課題 1 => 蓄電池についての文章から、「そしていつもご相談時にお伝えすることがあります。」から「単価が減額されてしまいます。」までの部分を書き写してください。
課題 2 => 蓄電池についての文章で、行頭に「・」が付いた見出しをすべて挙げてください。

蓄電池はどうなの?太陽光発電との相性を解説!
■蓄電池の相談が増えている
太陽光発電の取り扱いをしていると、オール電化や蓄電池システムのご相談が増えてきています。それは住宅用の太陽光発電の補助金がなくなった為、補助金が出ている蓄電池システムを検討されている方が増えてきているから!
そしていつもご相談時にお伝えすることがあります。
■蓄電池はもうからない
これは、ご相談時にお伝えしておりますが語弊があるかもしれません。
もちろん電気代は下がりますが、太陽光発電のように蓄電池システムは、金銭メリットが蓄電池の初期投資金額を上回ることは起こらないです。
蓄電池の価格(月々)>蓄電池の金銭メリット
それでも、今蓄電池システムの導入が右肩上がりで増えてきておりますが、それはなんでなんでしょうか?
■今の蓄電池の主流はダブル発電にならないもの
・初期の蓄電池システムはコンパクトで移動型
出始めの蓄電池システムはコンセントに繋いで蓄電する、コンパクトで移動が出来るものが主流でした。誰でも気軽に持ち運びができ、コンセントに繋ぐと蓄電し、その蓄電池本体に家電製品のコンセントを繋ぐと使用できるタイプ。容量は1kWh~2kWhのものです。
ただ、移動型蓄電池だとあくまで蓄電池本体についているコンセントを差した家電製品だけが使用できるというものです。家の照明やコンセントに電気を送ることはできません。
・中期の蓄電池は定置のダブル発電型
定置のダブル発電は非常時に家の照明などの電気を使用できたり、分電盤に繋いで普段の電気も使用できるものが出てきました。
ただ分電盤に繋ぐことによって、太陽光発電システムが発電している時も蓄電池に蓄電しておいた電気を使いますので、太陽光発電システムが発電した電気が使われず、余る電気が増えるため多く売電してしまうことになります。そうなるとダブル発電とみなされ、売電単価が減額されてしまいます。
・現在の蓄電池は定置のシングル発電型
定置のシングル発電型の蓄電池は、大型で分電盤に繋いでもダブル発電にならないので売電単価が減額されず、太陽光発電との連系もできます。

レイアウト要素の注釈:
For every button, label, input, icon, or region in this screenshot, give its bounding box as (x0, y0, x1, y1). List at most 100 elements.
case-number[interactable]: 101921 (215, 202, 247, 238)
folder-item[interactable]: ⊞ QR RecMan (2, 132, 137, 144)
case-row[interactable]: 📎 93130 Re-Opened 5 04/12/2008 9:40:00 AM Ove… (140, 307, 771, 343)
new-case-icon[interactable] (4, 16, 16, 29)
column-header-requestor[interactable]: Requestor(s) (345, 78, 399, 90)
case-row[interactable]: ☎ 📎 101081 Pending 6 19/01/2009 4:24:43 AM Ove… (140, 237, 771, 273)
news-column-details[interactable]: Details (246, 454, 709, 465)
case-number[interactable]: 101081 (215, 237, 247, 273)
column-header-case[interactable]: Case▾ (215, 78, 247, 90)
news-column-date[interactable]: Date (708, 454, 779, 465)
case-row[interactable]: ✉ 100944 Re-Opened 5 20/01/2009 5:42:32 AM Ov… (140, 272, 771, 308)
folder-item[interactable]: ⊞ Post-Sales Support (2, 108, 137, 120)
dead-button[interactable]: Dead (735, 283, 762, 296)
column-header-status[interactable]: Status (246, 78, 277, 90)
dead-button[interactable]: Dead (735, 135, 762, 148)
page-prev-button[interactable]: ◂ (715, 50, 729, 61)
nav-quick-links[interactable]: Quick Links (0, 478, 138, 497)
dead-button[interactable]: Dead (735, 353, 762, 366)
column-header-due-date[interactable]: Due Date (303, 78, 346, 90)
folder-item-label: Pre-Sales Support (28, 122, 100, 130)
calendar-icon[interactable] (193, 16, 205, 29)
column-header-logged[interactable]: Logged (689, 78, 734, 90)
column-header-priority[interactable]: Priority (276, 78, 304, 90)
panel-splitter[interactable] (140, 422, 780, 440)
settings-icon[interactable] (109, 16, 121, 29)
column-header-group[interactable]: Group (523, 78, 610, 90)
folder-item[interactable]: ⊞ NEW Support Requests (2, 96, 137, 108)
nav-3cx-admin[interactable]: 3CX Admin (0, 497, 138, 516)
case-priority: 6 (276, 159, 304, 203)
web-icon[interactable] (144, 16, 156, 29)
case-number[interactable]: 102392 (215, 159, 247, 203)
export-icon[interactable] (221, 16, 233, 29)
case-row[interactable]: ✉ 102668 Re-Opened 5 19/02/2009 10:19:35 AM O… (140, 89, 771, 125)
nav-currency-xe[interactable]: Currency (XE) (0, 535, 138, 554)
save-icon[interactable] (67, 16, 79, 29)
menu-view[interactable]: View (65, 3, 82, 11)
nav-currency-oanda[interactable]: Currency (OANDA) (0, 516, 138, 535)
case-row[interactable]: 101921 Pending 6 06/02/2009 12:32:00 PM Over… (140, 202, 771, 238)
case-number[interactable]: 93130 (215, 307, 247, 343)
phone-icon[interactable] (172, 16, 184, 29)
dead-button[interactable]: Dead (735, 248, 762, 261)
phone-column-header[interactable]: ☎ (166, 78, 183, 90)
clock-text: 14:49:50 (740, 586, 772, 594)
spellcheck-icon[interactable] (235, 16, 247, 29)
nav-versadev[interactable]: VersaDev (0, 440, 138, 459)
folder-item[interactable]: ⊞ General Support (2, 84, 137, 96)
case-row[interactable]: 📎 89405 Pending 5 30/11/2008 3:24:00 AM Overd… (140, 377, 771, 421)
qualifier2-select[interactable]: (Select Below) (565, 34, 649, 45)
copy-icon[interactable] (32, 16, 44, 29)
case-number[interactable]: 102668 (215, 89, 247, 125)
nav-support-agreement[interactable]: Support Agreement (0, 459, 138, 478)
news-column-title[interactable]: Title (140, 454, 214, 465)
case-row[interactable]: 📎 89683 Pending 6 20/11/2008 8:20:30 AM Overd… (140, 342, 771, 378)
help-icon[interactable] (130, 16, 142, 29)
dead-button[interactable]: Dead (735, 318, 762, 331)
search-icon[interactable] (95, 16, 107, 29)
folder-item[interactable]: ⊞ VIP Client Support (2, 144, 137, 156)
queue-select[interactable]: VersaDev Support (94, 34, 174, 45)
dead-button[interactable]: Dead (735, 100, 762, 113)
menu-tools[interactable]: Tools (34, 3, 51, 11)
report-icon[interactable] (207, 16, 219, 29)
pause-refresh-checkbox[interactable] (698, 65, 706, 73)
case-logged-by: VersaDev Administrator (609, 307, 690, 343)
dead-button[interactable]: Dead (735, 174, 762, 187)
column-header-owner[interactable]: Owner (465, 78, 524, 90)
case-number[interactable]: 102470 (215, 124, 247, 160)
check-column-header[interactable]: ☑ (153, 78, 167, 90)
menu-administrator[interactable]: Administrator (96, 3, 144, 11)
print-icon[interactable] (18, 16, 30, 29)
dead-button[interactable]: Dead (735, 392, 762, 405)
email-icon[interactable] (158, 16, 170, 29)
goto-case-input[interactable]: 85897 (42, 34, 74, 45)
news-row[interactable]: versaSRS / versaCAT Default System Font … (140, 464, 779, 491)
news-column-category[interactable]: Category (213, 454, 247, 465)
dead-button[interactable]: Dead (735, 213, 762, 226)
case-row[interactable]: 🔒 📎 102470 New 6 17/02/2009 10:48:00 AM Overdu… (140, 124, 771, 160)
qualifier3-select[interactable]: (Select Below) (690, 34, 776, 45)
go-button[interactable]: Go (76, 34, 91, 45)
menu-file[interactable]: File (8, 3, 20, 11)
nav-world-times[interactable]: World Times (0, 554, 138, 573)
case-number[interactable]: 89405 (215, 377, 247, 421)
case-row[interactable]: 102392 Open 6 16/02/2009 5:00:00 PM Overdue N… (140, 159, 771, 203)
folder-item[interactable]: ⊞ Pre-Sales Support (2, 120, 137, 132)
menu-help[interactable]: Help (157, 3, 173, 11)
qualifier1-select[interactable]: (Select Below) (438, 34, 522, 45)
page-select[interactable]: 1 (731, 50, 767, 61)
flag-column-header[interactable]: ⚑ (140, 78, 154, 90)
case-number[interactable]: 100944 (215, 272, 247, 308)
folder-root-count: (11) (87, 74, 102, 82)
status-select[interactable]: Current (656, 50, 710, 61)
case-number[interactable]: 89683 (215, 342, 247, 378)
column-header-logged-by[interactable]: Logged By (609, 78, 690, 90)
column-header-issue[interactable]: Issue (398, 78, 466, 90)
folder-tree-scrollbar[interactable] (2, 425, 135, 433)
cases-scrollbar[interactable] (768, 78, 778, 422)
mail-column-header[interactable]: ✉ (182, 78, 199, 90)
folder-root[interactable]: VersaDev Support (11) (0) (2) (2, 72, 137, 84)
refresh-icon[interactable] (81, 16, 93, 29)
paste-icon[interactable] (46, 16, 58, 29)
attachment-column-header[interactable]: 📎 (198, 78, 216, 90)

解答例 1 =>
そしていつもご相談時にお伝えすることがあります。
■蓄電池はもうからない
これは、ご相談時にお伝えしておりますが語弊があるかもしれません。
もちろん電気代は下がりますが、太陽光発電のように蓄電池システムは、金銭メリットが蓄電池の初期投資金額を上回ることは起こらないです。
蓄電池の価格(月々)>蓄電池の金銭メリット
それでも、今蓄電池システムの導入が右肩上がりで増えてきておりますが、それはなんでなんでしょうか?
■今の蓄電池の主流はダブル発電にならないもの
・初期の蓄電池システムはコンパクトで移動型
出始めの蓄電池システムはコンセントに繋いで蓄電する、コンパクトで移動が出来るものが主流でした。誰でも気軽に持ち運びができ、コンセントに繋ぐと蓄電し、その蓄電池本体に家電製品のコンセントを繋ぐと使用できるタイプ。容量は1kWh~2kWhのものです。
ただ、移動型蓄電池だとあくまで蓄電池本体についているコンセントを差した家電製品だけが使用できるというものです。家の照明やコンセントに電気を送ることはできません。
・中期の蓄電池は定置のダブル発電型
定置のダブル発電は非常時に家の照明などの電気を使用できたり、分電盤に繋いで普段の電気も使用できるものが出てきました。
ただ分電盤に繋ぐことによって、太陽光発電システムが発電している時も蓄電池に蓄電しておいた電気を使いますので、太陽光発電システムが発電した電気が使われず、余る電気が増えるため多く売電してしまうことになります。そうなるとダブル発電とみなされ、売電単価が減額されてしまいます。

解答例 2 =>
・初期の蓄電池システムはコンパクトで移動型
・中期の蓄電池は定置のダブル発電型
・現在の蓄電池は定置のシングル発電型